***** Source data *****

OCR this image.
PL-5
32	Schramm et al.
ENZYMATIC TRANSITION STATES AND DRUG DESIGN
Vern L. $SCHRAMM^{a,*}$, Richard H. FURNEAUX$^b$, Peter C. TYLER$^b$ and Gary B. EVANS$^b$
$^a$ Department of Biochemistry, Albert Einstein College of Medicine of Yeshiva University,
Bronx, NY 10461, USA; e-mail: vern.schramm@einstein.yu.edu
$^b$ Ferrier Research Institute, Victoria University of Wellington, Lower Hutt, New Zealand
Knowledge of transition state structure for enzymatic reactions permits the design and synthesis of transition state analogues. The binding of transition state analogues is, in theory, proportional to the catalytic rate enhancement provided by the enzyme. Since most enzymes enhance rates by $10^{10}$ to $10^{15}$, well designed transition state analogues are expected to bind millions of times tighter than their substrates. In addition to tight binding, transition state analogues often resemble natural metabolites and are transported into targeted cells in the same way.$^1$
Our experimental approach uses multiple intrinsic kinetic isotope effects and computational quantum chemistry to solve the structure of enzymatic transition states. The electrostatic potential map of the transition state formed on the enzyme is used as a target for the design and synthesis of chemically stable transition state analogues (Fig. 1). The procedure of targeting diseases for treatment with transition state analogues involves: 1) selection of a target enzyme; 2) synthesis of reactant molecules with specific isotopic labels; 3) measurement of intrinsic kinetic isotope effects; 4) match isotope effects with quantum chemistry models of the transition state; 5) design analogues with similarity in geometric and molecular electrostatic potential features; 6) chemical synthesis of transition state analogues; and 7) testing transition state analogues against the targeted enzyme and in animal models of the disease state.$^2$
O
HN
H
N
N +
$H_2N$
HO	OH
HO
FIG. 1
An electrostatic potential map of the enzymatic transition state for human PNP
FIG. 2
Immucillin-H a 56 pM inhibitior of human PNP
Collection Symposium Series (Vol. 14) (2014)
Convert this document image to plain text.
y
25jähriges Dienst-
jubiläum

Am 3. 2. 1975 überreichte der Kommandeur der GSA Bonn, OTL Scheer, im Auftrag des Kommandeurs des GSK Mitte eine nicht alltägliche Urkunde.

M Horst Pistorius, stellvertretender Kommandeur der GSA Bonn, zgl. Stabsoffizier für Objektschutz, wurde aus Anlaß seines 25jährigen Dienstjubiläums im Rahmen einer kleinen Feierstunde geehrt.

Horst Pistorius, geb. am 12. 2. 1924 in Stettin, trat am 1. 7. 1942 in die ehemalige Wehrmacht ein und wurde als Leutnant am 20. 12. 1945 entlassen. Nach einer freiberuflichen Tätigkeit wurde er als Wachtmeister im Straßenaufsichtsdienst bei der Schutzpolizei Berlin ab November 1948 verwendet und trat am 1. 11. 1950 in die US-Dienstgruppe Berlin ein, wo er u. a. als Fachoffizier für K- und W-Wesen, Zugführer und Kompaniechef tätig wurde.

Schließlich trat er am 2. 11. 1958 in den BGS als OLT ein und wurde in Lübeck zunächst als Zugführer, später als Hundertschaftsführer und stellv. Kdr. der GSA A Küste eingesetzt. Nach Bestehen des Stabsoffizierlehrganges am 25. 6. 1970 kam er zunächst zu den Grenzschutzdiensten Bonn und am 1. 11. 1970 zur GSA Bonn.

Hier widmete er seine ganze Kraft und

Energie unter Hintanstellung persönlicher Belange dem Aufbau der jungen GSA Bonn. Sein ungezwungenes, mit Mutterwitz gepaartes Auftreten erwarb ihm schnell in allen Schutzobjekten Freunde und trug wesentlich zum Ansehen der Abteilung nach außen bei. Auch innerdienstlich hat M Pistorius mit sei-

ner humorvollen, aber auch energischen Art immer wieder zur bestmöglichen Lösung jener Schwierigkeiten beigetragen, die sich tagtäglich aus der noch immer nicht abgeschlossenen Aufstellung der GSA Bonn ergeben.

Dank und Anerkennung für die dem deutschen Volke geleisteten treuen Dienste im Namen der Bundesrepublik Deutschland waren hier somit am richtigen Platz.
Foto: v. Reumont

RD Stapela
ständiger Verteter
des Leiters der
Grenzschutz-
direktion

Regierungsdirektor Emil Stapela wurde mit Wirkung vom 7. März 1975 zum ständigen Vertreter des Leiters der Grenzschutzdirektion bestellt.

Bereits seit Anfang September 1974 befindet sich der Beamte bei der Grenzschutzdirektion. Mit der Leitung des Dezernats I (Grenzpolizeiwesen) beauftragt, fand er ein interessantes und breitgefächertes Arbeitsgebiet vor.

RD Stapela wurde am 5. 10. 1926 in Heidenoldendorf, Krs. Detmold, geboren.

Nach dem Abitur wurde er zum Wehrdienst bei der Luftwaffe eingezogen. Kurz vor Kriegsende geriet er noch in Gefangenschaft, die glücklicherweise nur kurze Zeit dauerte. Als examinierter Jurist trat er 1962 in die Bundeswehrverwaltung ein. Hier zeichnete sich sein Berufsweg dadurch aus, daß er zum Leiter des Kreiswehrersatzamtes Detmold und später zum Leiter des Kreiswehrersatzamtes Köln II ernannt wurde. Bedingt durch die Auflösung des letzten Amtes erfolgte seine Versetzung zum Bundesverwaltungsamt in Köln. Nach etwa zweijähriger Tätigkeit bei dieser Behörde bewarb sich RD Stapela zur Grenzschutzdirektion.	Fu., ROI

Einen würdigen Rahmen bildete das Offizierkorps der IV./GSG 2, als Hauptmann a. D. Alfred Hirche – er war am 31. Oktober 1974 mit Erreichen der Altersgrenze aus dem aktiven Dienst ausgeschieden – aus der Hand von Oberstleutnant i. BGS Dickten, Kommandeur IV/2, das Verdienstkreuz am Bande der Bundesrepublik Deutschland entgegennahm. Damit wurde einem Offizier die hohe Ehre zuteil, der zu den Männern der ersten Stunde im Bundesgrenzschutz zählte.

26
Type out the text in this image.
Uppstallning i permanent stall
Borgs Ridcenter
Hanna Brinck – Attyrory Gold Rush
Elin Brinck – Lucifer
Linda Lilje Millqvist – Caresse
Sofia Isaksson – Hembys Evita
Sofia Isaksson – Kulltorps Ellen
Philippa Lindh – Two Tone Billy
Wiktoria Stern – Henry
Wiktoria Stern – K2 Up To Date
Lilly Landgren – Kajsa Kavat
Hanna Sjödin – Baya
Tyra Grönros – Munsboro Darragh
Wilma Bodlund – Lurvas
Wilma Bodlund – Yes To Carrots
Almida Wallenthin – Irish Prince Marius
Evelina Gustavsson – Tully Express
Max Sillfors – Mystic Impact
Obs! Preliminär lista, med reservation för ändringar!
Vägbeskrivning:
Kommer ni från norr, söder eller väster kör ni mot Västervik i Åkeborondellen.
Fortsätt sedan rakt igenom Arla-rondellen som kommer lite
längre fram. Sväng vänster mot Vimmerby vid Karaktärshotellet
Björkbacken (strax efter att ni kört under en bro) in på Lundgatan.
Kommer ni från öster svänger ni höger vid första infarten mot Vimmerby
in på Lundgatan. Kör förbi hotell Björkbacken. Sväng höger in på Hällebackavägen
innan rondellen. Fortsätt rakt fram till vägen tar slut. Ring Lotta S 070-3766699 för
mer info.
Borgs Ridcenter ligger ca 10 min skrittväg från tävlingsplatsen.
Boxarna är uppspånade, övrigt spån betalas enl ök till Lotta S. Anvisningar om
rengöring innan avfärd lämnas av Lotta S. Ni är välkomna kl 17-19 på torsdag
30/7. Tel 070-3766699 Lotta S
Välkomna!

*****

### What to do
Using the listing above, work out how many lines include the word "Deutschland", and report that number alone.

### Response to this task
2